++++ Material supplied

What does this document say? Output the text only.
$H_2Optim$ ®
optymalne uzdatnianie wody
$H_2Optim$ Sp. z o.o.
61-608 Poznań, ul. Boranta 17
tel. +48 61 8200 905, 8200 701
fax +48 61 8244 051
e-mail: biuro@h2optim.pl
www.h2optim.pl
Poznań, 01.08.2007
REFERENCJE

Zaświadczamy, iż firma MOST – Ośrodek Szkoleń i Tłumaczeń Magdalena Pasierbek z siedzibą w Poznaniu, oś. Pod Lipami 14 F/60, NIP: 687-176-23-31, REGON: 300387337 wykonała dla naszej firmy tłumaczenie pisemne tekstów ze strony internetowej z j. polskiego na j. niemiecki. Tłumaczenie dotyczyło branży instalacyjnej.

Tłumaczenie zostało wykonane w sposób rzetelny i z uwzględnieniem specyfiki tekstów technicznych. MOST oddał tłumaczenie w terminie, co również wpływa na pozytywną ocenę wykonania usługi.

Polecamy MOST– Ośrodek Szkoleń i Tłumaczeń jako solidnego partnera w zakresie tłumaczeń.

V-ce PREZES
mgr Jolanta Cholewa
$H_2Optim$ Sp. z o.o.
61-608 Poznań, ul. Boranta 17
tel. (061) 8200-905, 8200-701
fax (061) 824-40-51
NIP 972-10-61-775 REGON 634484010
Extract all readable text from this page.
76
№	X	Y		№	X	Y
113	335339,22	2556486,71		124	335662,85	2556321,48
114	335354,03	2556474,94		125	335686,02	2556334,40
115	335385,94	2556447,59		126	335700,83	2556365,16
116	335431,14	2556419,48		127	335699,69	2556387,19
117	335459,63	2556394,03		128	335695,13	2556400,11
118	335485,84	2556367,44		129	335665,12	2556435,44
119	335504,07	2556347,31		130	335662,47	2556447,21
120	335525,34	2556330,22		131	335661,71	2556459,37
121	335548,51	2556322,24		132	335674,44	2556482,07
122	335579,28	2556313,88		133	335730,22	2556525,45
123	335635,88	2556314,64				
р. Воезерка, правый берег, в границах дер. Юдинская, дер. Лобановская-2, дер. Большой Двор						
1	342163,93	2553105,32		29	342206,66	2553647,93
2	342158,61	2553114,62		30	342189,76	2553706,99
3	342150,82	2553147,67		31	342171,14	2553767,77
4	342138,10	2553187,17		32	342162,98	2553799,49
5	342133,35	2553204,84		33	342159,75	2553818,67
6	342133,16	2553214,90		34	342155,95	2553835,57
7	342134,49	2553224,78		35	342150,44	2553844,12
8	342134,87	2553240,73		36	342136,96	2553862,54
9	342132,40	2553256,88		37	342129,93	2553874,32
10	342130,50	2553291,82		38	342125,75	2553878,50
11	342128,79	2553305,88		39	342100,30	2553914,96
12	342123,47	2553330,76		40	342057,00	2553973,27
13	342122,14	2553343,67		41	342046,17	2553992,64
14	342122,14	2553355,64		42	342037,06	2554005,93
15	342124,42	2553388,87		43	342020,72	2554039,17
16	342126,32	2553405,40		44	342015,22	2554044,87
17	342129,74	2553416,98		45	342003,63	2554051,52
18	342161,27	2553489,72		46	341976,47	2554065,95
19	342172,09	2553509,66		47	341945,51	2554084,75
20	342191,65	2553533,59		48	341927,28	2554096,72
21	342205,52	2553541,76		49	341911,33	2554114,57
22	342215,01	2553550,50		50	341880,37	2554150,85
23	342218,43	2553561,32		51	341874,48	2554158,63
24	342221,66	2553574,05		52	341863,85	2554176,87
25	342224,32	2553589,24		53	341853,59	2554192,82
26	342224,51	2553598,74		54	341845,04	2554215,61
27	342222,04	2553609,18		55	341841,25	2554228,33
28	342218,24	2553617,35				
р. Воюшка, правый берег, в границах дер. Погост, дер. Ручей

++++++++

# Written task
Count the lines of the listing above that include the word "границах" and state the total with nothing else.

# Response for this exercise
2